Start of Block

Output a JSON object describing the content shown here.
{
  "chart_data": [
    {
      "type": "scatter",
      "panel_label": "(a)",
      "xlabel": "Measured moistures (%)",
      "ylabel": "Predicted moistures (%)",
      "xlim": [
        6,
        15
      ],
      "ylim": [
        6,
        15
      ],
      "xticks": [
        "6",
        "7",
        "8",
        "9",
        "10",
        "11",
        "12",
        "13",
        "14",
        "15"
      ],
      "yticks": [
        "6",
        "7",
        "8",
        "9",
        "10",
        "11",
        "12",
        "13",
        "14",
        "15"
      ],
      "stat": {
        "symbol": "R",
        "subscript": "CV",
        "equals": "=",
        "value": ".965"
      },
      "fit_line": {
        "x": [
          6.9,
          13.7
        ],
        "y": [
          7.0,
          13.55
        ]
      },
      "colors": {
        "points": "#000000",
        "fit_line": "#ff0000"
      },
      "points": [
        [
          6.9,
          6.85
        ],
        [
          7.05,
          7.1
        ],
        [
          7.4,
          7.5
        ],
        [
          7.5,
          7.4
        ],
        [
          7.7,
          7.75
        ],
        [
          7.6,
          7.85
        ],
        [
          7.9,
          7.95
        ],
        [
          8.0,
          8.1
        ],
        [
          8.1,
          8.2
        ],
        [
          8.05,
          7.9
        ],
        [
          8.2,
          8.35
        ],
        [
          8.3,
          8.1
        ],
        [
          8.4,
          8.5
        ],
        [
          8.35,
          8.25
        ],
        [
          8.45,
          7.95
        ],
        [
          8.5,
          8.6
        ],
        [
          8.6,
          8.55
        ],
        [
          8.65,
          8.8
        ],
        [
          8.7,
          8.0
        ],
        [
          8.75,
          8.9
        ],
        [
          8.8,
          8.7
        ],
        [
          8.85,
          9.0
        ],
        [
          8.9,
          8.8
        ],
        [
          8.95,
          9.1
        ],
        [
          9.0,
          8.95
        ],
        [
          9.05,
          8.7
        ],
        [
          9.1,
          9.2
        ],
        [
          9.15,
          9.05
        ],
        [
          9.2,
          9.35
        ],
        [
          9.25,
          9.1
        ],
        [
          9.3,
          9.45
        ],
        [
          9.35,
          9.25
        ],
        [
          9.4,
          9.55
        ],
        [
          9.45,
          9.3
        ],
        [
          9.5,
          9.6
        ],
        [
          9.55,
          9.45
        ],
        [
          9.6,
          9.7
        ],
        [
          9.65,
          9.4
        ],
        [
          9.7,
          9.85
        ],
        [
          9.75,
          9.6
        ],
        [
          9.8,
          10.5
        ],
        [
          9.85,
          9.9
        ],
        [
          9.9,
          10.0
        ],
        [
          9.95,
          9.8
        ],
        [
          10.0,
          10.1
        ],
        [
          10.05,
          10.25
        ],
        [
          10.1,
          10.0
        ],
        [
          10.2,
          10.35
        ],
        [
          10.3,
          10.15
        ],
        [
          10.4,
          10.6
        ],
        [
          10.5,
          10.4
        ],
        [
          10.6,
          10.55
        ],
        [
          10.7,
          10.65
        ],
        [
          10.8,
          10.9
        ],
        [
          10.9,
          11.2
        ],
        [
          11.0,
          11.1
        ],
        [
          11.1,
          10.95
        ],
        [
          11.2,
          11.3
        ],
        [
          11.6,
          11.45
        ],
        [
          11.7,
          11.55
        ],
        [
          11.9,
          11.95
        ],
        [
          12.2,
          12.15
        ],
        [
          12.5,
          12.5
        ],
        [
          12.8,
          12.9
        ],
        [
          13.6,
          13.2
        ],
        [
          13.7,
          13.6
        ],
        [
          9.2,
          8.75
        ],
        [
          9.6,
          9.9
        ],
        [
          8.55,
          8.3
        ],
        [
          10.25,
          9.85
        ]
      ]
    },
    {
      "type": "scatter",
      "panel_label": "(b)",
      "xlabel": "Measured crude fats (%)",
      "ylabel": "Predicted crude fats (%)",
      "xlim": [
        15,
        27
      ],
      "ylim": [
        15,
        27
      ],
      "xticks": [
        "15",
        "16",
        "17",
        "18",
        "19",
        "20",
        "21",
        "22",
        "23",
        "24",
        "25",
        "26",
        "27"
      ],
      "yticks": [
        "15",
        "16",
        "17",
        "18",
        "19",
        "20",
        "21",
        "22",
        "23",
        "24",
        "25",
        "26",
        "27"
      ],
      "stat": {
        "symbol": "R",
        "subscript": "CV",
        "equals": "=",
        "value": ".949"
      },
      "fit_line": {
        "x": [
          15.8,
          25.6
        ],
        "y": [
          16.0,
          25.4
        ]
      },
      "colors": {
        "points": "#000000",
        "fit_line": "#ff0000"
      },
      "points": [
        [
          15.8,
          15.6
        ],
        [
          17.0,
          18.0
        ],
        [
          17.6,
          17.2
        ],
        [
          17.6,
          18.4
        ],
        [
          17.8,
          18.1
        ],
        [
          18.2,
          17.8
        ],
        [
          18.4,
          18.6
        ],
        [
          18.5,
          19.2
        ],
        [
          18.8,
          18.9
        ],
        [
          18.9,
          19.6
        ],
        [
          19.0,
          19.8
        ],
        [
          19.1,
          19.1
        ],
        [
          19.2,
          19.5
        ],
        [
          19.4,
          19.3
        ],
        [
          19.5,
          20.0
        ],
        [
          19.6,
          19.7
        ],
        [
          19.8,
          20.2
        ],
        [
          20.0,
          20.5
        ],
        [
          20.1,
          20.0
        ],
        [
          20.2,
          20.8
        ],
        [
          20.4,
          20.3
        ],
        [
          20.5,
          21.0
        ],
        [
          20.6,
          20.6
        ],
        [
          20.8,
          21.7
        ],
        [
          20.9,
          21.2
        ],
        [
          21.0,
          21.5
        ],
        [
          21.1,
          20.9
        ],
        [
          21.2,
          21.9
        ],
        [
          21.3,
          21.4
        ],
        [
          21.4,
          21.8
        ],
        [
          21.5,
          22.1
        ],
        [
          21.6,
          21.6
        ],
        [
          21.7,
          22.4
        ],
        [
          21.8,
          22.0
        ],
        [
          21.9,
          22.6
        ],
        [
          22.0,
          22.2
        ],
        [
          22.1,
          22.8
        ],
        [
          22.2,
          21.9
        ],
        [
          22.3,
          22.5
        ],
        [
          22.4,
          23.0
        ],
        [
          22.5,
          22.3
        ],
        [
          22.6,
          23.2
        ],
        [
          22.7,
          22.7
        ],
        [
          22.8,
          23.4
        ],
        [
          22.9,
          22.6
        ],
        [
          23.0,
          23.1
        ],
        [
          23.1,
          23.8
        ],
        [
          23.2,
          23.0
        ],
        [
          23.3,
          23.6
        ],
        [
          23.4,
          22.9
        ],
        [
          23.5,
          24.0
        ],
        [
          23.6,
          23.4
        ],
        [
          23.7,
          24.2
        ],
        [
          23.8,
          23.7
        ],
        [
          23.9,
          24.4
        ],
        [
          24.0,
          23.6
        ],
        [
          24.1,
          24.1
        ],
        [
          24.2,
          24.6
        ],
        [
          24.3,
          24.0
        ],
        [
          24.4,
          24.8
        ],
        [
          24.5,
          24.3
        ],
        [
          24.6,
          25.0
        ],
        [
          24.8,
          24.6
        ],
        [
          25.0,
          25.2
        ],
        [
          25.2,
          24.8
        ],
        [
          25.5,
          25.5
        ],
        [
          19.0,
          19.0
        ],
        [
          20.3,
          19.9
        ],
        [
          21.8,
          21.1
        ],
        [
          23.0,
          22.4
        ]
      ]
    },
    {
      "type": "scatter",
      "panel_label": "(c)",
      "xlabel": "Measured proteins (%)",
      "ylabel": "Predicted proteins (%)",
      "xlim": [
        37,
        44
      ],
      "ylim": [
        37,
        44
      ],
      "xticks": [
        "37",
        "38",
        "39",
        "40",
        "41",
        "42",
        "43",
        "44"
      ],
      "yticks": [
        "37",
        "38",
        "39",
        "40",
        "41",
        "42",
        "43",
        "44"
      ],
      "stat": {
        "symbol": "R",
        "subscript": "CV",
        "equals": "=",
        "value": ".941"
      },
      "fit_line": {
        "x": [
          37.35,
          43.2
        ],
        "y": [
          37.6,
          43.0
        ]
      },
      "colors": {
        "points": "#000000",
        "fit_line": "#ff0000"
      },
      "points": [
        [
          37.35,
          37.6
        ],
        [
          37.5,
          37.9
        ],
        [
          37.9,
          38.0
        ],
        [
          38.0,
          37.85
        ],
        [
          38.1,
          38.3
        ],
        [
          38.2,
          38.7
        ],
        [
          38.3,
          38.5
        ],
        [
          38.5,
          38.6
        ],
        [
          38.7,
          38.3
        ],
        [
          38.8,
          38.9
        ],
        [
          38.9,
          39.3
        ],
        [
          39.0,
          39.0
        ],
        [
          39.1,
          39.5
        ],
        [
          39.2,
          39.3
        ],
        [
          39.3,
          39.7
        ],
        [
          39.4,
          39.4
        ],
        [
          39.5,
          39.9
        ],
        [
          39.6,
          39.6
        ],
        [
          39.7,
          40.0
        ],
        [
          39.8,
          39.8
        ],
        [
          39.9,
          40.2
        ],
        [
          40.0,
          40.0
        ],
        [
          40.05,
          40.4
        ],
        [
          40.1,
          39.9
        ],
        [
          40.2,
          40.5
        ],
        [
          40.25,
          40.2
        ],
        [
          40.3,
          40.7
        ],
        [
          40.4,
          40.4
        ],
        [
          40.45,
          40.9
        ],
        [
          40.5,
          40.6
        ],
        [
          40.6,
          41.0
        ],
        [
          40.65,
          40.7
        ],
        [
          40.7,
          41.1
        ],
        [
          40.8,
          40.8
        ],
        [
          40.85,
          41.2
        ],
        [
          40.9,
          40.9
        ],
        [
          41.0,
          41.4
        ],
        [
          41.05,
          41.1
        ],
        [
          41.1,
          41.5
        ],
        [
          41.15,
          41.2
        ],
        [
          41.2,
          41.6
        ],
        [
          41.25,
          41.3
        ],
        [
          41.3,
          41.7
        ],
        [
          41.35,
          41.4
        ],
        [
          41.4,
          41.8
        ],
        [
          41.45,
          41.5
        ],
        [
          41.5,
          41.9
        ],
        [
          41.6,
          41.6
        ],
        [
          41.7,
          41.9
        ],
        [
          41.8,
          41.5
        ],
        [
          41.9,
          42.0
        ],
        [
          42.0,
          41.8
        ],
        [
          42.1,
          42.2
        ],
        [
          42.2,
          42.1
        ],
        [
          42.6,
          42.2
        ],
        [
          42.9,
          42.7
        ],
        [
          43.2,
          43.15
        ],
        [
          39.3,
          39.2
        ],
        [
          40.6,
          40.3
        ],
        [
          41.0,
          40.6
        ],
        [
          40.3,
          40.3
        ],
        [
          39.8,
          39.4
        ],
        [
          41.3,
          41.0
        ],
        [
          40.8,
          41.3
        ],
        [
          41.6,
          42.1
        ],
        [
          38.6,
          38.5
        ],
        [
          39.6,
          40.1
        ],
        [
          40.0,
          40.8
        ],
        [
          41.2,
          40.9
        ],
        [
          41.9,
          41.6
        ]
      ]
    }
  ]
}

End of Block

• _Aim of the exercise_: Whenever a line of the records holds the string "proteins", pick it out and copy it.

• _Your solution_:
      "xlabel": "Measured proteins (%)",
      "ylabel": "Predicted proteins (%)",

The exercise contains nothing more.